REQUIRED WORK:
• A. Translate this sentence from the article about rodeo cowboy Cody Kiser into Spanish: "Health and fitness have always been incredibly important to my family."
• B. In the article about rodeo cowboy Cody Kiser, what organization is Kiser partnering with?
• C. Proceed with the article about rodeo cowboy Cody Kiser and smokeless tobacco, starting after its final sentence.

DOCUMENT PASSAGE:
Source: parade.condenast.com
Author: Lindsay Lowe

 

The campaign to educate consumers about the dangers of tobacco has a new all-American hero: rodeo cowboy Cody Kiser, who’s partnering with the Oral Cancer Foundation (OCF) to educate parents and kids about the health risks associated with smokeless tobacco.

While chewing tobacco has long been popular among rodeo cowboys, Kiser, 23, says the drug never appealed to him, and says he hopes to serve as a positive example in an industry with traditionally strong sponsorship ties to the tobacco industry.

“My dad was a cowboy, so I know what it’s like looking up to cowboys as heroes for my whole life,” he said in a release. “Health and fitness have always been incredibly important to my family. My dad was a positive role model in my life growing up in that regard, and the idea of using spit tobacco never appealed to me.”

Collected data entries
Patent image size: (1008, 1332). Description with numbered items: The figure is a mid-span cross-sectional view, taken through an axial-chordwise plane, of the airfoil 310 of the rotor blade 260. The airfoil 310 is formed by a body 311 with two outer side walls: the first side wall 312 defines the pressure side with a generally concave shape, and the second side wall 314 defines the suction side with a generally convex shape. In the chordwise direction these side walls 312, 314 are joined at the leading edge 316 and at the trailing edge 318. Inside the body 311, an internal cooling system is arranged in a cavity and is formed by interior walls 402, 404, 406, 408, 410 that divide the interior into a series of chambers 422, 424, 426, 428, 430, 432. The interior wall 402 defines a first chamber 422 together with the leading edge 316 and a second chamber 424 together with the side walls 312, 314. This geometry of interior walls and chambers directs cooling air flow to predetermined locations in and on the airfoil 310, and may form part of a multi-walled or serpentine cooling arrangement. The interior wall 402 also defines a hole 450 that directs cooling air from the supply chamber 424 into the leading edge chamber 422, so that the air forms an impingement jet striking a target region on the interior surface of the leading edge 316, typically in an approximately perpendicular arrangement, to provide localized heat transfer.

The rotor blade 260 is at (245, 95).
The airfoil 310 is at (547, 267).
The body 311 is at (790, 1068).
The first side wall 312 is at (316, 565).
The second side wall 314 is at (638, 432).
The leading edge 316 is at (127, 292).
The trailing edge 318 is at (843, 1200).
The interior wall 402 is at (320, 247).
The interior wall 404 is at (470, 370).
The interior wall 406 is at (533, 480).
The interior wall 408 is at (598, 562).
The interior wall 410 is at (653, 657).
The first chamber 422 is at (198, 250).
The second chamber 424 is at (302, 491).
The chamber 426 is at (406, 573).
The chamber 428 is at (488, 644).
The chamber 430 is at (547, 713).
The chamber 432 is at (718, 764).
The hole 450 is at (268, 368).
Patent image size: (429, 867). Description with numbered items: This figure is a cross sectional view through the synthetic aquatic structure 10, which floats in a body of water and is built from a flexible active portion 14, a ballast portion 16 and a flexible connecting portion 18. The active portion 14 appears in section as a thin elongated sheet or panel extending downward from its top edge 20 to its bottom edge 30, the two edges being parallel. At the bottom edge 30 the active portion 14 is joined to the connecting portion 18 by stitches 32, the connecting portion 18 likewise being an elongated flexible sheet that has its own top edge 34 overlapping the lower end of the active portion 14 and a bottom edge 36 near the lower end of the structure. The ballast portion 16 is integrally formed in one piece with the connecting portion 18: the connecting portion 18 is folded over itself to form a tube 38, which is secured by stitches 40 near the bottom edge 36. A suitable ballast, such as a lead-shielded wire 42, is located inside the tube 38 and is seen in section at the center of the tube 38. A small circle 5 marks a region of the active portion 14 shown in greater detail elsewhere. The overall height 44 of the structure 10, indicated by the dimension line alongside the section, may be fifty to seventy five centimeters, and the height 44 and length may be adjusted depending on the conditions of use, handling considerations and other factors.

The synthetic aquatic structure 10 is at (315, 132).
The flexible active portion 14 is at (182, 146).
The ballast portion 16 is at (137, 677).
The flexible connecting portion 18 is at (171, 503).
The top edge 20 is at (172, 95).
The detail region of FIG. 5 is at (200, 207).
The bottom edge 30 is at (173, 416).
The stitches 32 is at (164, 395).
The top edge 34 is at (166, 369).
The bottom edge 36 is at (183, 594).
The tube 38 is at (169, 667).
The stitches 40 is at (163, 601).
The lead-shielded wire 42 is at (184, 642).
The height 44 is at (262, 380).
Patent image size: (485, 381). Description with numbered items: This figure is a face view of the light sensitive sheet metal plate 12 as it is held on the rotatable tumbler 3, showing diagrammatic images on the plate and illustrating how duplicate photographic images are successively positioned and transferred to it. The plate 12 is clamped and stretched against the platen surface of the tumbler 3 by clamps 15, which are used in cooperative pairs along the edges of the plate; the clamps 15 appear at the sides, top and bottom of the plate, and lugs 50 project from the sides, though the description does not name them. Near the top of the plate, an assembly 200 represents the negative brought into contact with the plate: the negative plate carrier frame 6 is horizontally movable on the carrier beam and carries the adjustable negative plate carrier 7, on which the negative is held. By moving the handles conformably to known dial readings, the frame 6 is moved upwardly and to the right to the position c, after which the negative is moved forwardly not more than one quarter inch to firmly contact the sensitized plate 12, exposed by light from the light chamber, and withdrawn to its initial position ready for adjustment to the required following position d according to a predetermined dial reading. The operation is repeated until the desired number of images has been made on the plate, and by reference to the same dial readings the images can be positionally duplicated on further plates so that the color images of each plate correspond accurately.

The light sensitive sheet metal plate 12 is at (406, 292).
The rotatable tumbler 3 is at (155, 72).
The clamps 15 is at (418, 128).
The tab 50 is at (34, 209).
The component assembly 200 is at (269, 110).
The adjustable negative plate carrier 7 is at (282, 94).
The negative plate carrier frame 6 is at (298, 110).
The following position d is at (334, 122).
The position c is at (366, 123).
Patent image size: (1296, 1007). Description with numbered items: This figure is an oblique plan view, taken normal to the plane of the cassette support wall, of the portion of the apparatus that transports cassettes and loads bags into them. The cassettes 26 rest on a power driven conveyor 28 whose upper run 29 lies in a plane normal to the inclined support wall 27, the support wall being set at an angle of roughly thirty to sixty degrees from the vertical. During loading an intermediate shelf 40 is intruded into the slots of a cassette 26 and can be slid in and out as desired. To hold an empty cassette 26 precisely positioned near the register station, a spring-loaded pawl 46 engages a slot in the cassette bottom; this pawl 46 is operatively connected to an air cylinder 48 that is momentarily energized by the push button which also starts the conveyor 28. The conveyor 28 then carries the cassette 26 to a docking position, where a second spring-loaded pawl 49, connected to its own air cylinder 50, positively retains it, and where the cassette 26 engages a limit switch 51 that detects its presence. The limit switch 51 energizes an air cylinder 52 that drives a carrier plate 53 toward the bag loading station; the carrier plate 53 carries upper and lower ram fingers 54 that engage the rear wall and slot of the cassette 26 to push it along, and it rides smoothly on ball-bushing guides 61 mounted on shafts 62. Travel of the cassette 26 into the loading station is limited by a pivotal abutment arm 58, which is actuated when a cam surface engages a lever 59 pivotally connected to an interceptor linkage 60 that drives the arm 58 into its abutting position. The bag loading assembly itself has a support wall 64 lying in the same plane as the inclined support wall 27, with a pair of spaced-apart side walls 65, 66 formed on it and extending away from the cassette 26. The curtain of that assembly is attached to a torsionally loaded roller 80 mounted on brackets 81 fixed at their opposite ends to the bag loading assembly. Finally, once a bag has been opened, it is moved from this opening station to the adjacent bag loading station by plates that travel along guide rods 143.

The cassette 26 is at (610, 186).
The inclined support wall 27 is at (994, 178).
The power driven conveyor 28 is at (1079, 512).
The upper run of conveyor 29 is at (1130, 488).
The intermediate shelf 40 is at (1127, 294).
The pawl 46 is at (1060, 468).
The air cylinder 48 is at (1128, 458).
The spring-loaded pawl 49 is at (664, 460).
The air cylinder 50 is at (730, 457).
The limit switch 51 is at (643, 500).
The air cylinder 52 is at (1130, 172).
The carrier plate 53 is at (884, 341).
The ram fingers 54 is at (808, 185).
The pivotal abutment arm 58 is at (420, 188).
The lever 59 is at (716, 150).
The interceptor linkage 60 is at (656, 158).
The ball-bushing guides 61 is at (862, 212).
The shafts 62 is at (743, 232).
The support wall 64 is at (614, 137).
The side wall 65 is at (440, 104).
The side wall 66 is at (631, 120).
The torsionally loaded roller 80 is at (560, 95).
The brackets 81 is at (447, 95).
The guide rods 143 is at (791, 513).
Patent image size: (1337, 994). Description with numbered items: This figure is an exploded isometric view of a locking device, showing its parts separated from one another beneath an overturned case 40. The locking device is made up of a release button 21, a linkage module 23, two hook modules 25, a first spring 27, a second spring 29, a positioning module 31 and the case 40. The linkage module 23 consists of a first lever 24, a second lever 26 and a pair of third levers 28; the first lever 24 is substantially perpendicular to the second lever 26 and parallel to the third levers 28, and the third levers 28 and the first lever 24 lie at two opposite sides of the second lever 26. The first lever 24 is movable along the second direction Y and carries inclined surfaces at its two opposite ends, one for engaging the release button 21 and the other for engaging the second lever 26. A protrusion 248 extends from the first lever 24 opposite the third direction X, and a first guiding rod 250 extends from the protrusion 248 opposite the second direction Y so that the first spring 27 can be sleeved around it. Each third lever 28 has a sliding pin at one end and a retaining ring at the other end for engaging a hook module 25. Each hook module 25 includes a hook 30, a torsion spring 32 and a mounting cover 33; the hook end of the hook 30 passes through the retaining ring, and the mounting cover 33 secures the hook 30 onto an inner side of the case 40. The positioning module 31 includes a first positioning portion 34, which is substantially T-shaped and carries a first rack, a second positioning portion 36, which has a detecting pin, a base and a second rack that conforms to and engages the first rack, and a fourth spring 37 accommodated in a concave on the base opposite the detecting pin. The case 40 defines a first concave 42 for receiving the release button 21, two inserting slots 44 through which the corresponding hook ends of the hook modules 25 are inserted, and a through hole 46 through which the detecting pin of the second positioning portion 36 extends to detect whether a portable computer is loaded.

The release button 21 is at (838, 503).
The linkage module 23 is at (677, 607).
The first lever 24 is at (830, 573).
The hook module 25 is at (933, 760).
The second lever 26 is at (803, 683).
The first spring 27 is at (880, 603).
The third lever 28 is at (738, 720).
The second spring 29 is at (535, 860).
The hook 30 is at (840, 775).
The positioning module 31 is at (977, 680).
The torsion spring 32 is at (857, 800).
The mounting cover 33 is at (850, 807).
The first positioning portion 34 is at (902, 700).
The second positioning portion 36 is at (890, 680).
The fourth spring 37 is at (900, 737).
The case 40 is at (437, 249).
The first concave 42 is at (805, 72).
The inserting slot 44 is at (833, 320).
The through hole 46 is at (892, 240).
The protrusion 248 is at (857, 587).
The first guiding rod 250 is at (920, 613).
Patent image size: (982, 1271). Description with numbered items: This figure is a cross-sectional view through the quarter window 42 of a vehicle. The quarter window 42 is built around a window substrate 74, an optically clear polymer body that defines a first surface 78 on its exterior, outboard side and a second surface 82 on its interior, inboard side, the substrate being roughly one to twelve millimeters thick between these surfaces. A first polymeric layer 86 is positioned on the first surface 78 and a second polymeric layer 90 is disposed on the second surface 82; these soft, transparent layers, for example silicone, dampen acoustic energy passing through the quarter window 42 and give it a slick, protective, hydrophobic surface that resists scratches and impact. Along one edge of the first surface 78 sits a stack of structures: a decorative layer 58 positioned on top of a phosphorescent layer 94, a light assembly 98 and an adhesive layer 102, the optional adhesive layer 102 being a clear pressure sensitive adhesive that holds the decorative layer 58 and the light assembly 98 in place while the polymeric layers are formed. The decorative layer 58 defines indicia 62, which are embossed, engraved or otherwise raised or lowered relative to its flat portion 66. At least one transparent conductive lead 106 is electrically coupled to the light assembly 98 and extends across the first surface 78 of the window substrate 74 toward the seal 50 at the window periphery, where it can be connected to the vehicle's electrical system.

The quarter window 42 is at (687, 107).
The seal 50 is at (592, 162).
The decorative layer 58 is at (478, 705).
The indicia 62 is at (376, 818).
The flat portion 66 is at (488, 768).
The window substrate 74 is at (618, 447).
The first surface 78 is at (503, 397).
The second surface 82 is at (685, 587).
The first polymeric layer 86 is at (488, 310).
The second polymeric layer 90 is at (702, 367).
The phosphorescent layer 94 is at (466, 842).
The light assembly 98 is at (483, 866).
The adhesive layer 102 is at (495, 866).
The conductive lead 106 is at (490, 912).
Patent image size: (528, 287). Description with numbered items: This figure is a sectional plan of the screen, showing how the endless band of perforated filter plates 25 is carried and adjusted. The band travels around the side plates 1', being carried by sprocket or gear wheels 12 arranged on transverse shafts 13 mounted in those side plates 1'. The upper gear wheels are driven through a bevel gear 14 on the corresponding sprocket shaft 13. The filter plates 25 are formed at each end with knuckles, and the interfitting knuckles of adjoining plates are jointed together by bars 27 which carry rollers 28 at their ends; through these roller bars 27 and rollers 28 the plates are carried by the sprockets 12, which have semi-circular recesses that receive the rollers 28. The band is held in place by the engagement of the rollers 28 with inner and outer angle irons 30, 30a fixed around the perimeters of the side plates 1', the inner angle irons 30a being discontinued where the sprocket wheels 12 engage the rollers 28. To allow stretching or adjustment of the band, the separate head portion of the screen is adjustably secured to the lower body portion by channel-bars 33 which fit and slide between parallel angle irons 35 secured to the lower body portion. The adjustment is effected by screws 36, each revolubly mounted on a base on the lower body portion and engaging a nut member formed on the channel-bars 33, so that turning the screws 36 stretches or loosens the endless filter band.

RESULTS FOR EACH TASK:
• A. La salud y la buena forma física siempre han sido increíblemente importantes para mi familia.

• B. The Oral Cancer Foundation (OCF).

• C.
Tobacco and rodeo have a long intertwining history; the Professional Rodeo Cowboys Association was sponsored by the U.S. Smokeless Tobacco Company from 1986 to 2009, when the Cowboys Association decided to end its relationship with tobacco advertisers.

One can of spit tobacco has the equivalent nicotine of 40 cigarettes, and a “30-minute chew” is the equivalent of smoking three cigarettes, according to the OCF, meaning that an addiction to smokeless tobacco “can be one of the hardest to break.”

Spit tobacco (which can refer to smokeless tobacco, dip, snuff, chew, and chewing tobacco) can cause gum disease, tooth decay, and “white patches and oral lesion that can lead to oral cancer.”

An alarming “15 percent of high school boys, and 9 percent of all high school students, are already using spit tobacco,” the foundation says, while 3.5 percent of adults use the drug. An estimated 43,000 people will be diagnosed with some form of oral cancer in 2014, and the “fastest-growing segment” of that group are “young non-smokers,” says the OCF.

Kiser says he hopes to serve as a role model for young people who idolize rodeo heroes and prevent them from becoming another oral cancer statistic.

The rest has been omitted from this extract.